- **REQUIRED WORK**:
Look over the entries that follow and work out how many lines contain "text". State the number only.

**** RECORDS FOR PROCESSING

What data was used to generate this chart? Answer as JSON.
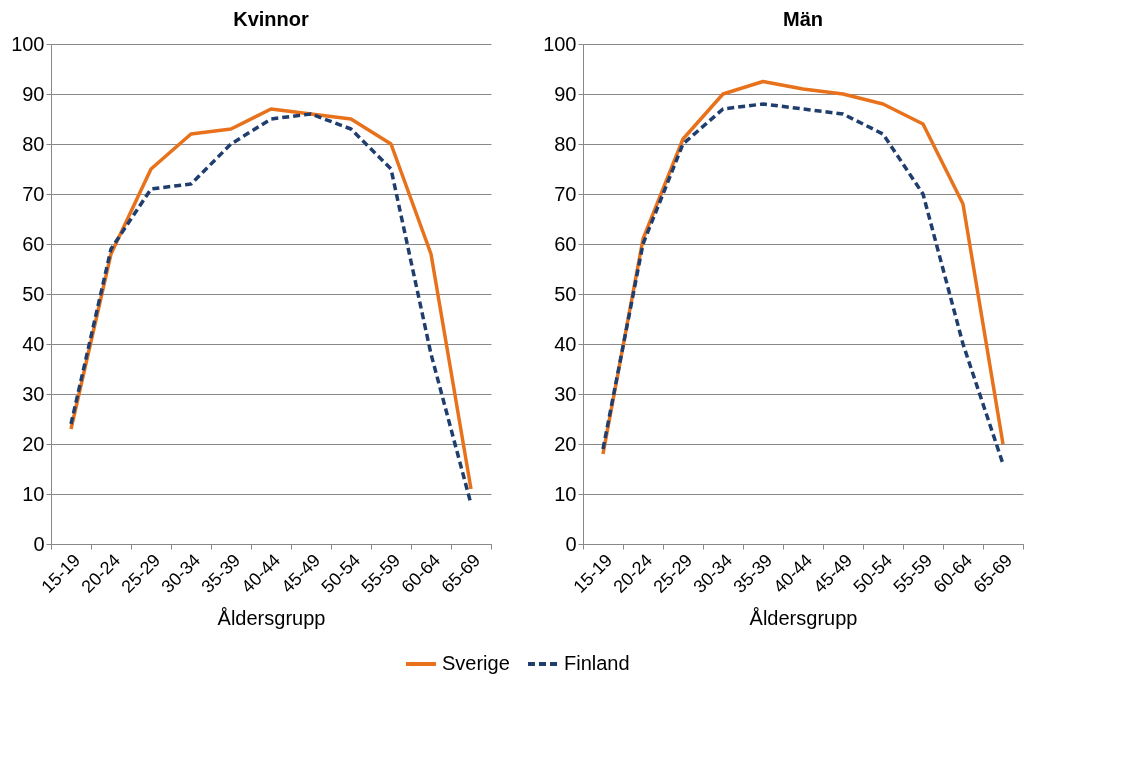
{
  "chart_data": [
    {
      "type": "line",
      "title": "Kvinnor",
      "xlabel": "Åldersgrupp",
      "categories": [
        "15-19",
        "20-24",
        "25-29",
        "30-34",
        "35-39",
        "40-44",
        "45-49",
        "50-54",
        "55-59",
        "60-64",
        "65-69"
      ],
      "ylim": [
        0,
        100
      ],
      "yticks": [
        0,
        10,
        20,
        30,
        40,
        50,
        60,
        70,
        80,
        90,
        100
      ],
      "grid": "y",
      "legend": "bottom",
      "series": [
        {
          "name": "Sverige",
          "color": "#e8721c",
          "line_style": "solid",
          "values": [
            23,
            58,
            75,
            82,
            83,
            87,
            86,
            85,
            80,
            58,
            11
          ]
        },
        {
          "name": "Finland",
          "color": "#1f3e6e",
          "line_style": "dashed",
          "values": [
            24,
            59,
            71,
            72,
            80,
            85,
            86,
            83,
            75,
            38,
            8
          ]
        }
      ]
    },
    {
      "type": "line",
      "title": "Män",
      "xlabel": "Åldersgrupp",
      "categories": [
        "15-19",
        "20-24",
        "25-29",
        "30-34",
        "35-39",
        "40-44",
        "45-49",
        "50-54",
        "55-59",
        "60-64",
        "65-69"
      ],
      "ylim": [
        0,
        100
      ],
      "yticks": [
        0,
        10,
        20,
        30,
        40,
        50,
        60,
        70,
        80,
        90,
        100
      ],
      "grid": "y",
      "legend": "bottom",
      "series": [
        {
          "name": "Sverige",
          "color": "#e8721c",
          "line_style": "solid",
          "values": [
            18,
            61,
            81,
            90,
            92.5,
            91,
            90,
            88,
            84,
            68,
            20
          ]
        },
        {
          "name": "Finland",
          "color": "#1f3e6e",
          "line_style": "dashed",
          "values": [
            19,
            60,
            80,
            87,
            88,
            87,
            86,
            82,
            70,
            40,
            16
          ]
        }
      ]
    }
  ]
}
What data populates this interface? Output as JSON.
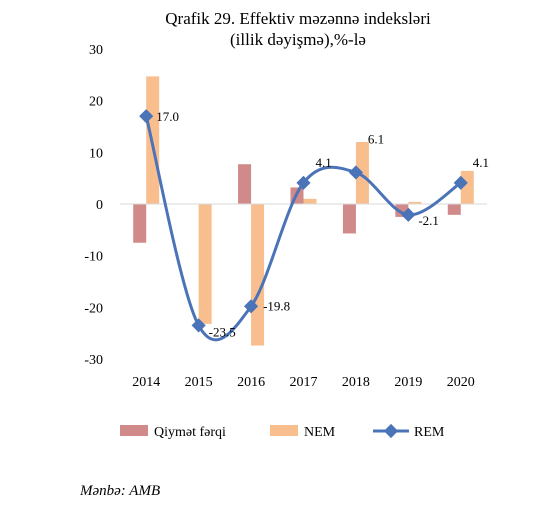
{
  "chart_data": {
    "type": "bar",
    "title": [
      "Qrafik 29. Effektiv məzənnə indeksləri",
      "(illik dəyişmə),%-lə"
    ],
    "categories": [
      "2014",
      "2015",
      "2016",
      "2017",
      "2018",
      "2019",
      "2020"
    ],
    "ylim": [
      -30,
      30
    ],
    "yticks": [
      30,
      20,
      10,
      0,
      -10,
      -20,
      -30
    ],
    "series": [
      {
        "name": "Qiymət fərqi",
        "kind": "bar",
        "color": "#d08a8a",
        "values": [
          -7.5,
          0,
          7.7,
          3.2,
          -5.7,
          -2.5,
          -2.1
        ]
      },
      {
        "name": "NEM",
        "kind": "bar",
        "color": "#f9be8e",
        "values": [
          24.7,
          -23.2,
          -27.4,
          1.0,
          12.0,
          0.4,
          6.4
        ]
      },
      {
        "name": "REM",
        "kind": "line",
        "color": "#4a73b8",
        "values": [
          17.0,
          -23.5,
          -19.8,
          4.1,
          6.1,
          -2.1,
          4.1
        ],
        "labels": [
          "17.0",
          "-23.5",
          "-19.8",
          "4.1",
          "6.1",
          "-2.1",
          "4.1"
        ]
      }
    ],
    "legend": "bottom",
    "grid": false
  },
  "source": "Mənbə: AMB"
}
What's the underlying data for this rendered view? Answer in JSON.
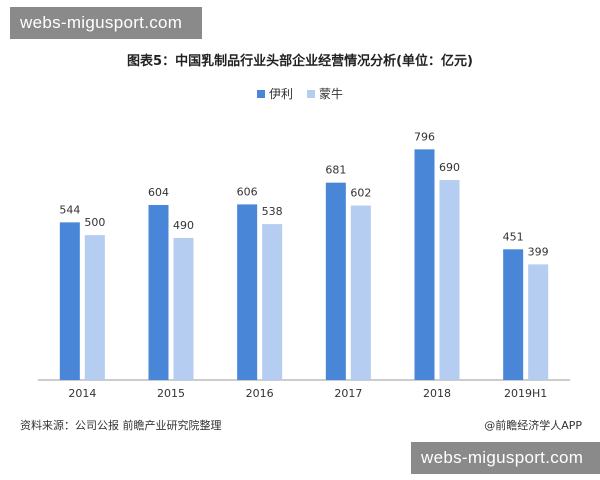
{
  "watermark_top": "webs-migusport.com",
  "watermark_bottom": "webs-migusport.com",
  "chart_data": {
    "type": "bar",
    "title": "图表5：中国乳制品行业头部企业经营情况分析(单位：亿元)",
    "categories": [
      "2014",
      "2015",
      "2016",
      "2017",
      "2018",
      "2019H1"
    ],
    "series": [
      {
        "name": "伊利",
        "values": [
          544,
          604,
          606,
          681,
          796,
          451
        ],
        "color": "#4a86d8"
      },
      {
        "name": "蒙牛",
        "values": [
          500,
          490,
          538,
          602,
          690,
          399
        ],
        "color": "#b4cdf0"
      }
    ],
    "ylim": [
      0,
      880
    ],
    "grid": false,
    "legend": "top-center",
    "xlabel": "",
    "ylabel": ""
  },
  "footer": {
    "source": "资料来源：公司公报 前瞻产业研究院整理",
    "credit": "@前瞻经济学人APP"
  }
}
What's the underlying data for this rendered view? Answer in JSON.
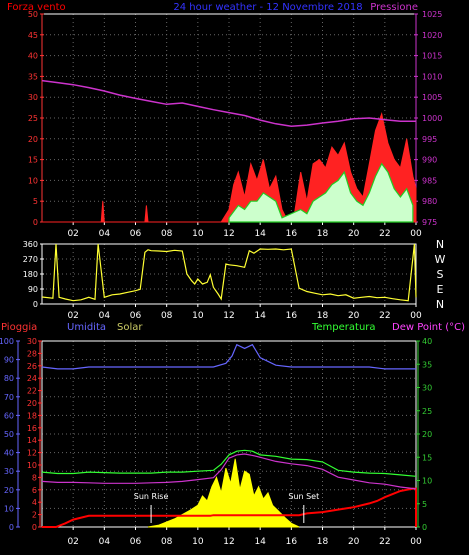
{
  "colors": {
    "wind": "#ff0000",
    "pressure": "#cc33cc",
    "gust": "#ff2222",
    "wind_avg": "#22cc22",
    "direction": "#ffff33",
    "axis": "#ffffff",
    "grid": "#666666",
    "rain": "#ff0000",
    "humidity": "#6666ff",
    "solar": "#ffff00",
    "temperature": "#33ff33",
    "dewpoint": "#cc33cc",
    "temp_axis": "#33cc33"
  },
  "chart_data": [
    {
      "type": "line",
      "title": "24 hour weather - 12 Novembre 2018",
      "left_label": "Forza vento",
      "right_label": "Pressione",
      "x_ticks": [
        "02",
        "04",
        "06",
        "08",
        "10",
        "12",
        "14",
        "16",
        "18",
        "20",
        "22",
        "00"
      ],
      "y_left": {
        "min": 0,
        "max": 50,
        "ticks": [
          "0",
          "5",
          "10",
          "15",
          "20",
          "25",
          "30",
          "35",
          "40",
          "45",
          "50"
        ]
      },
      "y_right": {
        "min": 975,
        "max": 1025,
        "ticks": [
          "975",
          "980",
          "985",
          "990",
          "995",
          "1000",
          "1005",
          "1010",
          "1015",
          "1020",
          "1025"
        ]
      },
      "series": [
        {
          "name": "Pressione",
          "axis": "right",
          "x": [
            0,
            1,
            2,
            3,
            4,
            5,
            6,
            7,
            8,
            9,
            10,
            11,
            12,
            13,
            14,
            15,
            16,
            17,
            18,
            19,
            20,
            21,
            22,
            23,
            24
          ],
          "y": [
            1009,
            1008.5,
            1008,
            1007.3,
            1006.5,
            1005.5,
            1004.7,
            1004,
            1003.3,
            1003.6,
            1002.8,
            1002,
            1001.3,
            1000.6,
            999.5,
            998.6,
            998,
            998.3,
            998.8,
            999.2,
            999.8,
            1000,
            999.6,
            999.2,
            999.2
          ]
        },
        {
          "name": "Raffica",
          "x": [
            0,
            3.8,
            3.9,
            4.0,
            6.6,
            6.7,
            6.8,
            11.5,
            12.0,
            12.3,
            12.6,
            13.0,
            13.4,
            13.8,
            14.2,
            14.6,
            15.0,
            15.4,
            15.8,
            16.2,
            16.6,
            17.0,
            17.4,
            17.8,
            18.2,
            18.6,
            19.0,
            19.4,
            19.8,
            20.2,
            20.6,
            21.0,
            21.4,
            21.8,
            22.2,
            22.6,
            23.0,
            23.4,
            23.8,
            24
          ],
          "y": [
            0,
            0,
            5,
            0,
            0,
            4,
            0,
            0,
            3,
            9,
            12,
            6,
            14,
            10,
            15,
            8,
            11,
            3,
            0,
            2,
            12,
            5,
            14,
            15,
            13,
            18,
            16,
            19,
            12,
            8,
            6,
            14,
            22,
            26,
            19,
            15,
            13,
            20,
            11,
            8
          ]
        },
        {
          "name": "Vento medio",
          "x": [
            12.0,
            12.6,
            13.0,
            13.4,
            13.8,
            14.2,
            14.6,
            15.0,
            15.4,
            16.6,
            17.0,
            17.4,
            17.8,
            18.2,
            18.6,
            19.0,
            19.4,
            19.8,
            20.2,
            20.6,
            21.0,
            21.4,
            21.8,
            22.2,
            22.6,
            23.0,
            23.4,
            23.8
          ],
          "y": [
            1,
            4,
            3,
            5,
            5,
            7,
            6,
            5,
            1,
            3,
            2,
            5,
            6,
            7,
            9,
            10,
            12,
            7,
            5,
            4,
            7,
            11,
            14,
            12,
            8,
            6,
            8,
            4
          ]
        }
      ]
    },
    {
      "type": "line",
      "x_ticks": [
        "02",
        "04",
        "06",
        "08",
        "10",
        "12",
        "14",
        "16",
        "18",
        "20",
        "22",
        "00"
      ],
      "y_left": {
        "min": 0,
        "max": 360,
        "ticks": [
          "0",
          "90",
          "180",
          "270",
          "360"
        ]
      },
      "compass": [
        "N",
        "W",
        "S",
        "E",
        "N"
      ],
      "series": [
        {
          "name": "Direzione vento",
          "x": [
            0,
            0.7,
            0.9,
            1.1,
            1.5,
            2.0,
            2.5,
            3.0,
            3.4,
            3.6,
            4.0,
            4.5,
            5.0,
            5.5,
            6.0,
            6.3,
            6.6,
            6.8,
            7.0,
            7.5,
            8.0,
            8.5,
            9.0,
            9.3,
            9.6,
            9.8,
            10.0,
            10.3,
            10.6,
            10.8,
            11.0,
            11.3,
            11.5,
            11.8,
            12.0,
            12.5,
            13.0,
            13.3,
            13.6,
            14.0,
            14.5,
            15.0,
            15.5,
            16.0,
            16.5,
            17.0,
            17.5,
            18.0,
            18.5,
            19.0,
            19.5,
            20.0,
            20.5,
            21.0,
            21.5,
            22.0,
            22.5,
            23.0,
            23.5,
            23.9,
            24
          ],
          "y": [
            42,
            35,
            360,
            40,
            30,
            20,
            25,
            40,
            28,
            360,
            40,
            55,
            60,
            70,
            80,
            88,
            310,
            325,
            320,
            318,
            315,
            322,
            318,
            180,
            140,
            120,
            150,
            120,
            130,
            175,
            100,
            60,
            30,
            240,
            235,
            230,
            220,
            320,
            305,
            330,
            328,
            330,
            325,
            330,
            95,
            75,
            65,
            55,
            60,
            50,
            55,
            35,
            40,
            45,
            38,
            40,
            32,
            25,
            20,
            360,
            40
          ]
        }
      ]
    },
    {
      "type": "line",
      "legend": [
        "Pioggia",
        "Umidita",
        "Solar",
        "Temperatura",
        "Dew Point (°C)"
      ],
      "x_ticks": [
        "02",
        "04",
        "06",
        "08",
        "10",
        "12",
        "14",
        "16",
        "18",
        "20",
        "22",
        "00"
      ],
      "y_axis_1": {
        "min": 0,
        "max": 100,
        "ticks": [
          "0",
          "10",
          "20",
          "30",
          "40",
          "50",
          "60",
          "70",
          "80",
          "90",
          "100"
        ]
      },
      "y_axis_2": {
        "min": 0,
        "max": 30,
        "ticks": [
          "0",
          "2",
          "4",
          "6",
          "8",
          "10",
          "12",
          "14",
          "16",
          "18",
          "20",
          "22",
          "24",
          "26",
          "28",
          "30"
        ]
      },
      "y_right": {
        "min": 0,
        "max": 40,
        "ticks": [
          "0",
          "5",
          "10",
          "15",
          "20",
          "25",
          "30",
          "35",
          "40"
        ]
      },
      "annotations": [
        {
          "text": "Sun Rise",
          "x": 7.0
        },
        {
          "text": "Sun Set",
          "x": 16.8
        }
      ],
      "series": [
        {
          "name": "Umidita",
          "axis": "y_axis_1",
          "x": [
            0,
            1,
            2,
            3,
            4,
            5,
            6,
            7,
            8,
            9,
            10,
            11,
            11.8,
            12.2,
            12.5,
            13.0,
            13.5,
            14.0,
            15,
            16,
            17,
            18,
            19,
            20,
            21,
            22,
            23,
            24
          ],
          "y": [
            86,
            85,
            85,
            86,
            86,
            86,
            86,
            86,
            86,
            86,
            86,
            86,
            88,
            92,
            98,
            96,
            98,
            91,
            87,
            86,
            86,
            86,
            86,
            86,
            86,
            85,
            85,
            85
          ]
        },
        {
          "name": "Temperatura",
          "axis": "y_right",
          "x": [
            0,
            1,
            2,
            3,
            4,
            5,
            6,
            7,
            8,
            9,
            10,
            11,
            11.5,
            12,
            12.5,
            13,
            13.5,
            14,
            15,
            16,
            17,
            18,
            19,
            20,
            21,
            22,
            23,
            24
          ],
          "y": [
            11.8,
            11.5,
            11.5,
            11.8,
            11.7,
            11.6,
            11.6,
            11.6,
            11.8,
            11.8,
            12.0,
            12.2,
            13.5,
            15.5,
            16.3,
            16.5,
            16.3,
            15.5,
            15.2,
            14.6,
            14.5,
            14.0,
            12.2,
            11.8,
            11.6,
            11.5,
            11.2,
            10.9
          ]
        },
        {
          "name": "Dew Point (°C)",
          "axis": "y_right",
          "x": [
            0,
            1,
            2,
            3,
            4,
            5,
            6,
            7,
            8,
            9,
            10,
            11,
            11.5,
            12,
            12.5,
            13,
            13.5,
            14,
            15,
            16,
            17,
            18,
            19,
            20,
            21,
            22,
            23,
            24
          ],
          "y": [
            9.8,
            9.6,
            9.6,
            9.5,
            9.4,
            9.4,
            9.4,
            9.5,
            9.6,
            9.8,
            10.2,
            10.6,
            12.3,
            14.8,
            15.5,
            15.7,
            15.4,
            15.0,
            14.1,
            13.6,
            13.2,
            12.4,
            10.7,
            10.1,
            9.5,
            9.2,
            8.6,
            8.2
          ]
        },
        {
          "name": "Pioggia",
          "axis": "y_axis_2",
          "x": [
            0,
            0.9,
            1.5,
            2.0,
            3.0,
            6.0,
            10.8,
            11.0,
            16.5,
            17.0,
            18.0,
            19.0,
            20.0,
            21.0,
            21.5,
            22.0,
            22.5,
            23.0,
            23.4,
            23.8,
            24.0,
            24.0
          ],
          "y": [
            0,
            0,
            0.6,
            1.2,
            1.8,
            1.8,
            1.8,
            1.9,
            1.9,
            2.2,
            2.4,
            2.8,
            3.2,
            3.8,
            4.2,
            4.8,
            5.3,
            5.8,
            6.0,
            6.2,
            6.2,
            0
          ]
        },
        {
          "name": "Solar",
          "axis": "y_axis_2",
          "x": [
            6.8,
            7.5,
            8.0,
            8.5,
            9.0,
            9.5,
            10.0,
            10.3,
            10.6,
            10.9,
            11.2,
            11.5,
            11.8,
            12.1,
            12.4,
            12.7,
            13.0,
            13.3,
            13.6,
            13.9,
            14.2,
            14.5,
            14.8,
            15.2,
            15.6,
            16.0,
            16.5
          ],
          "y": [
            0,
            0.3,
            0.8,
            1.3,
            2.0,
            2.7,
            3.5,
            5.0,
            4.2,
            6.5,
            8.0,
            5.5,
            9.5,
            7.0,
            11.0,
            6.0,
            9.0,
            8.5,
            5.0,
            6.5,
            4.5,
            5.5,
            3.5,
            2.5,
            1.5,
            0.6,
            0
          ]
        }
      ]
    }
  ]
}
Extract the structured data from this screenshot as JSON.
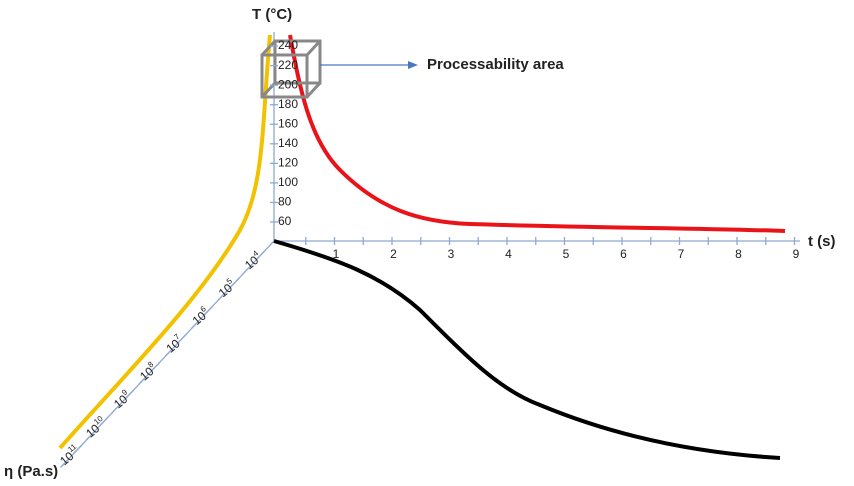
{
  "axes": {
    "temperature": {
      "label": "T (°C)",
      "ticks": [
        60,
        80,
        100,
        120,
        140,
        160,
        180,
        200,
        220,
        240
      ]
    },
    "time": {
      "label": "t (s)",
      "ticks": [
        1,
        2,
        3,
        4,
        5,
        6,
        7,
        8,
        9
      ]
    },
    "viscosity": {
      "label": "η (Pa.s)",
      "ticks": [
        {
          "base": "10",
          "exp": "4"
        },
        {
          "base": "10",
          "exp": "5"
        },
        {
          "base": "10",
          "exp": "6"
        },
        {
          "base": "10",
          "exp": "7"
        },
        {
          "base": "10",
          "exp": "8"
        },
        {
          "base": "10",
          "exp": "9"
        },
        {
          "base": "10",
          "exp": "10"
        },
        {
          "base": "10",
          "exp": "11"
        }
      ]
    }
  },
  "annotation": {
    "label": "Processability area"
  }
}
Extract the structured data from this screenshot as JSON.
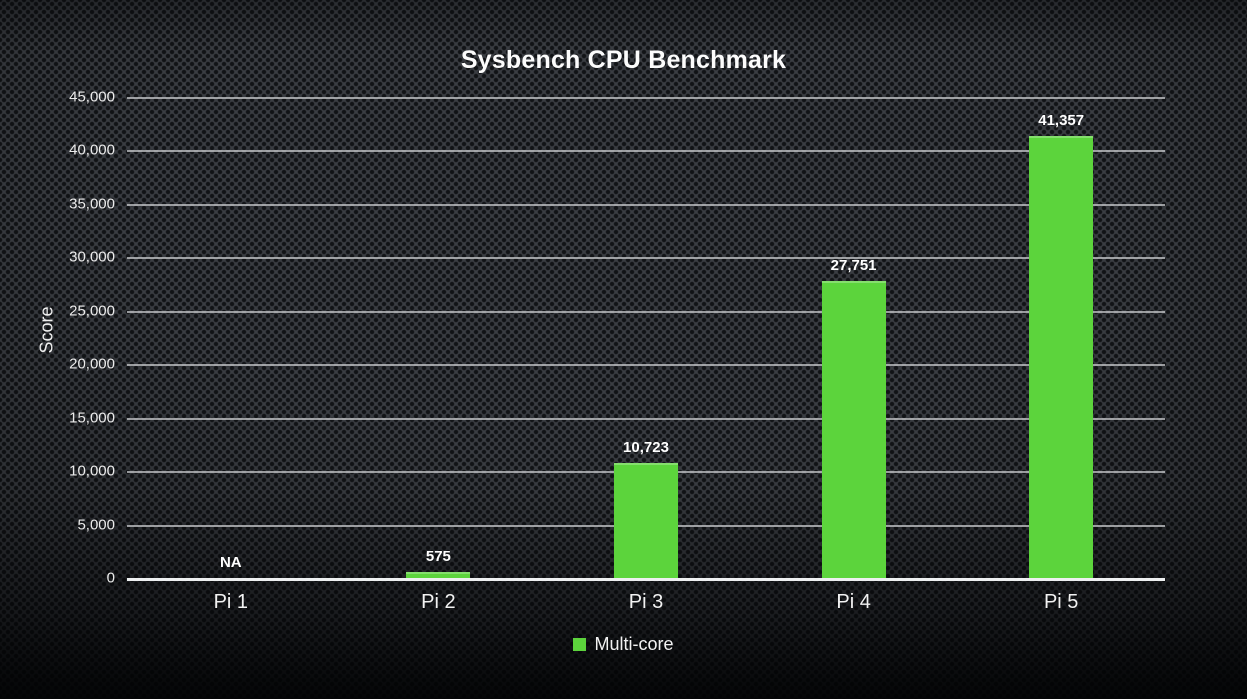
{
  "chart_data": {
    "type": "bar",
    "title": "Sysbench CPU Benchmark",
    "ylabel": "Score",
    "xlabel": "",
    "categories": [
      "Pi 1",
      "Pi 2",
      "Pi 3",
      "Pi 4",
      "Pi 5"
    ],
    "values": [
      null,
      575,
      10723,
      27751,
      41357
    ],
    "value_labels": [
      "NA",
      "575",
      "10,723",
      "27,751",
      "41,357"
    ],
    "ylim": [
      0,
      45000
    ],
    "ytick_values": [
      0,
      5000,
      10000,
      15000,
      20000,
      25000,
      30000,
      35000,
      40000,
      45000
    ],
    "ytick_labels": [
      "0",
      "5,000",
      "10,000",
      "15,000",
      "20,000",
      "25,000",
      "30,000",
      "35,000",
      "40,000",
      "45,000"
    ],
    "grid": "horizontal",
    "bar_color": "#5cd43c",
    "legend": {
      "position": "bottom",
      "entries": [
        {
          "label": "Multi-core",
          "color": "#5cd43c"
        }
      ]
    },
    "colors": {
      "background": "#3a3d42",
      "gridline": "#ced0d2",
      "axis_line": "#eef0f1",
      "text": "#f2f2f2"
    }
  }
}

********

- **EXERCISE RESPONSE**:
3